<<<<
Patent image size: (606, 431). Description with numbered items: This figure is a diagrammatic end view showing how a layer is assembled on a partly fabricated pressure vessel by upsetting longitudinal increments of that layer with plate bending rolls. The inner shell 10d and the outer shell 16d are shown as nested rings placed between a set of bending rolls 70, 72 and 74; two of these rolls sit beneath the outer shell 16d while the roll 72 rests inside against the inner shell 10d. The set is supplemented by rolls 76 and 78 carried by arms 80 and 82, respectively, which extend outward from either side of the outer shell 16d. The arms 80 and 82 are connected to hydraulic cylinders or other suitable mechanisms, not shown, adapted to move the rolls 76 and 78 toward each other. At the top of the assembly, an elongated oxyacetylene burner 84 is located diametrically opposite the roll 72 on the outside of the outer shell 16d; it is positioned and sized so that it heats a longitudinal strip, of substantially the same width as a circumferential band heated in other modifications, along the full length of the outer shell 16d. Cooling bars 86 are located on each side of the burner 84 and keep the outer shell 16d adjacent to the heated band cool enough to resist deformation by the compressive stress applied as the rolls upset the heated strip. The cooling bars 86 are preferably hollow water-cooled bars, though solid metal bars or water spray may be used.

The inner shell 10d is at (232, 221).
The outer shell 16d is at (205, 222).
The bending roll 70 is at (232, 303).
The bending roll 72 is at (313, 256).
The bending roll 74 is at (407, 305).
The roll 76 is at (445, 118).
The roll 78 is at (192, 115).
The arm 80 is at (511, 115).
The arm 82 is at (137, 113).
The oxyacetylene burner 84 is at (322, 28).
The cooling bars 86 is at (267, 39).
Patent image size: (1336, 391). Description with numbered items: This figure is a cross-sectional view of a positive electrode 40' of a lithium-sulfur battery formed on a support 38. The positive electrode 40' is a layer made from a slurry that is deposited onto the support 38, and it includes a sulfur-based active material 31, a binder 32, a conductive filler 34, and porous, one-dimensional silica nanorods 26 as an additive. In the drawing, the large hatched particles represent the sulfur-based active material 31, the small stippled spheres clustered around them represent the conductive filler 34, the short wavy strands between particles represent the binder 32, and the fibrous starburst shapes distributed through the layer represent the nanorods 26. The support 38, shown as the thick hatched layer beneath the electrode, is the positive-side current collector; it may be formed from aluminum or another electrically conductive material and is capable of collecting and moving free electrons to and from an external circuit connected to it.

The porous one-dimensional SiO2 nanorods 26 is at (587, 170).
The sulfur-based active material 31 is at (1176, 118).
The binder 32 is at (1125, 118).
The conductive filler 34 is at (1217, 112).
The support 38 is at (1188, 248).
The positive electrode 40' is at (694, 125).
>>>>
*Aim of the task*. Gather every line above that contains the word "porous" and copy each of those lines in full.

*Result*.
Patent image size: (1336, 391). Description with numbered items: This figure is a cross-sectional view of a positive electrode 40' of a lithium-sulfur battery formed on a support 38. The positive electrode 40' is a layer made from a slurry that is deposited onto the support 38, and it includes a sulfur-based active material 31, a binder 32, a conductive filler 34, and porous, one-dimensional silica nanorods 26 as an additive. In the drawing, the large hatched particles represent the sulfur-based active material 31, the small stippled spheres clustered around them represent the conductive filler 34, the short wavy strands between particles represent the binder 32, and the fibrous starburst shapes distributed through the layer represent the nanorods 26. The support 38, shown as the thick hatched layer beneath the electrode, is the positive-side current collector; it may be formed from aluminum or another electrically conductive material and is capable of collecting and moving free electrons to and from an external circuit connected to it.
The porous one-dimensional SiO2 nanorods 26 is at (587, 170).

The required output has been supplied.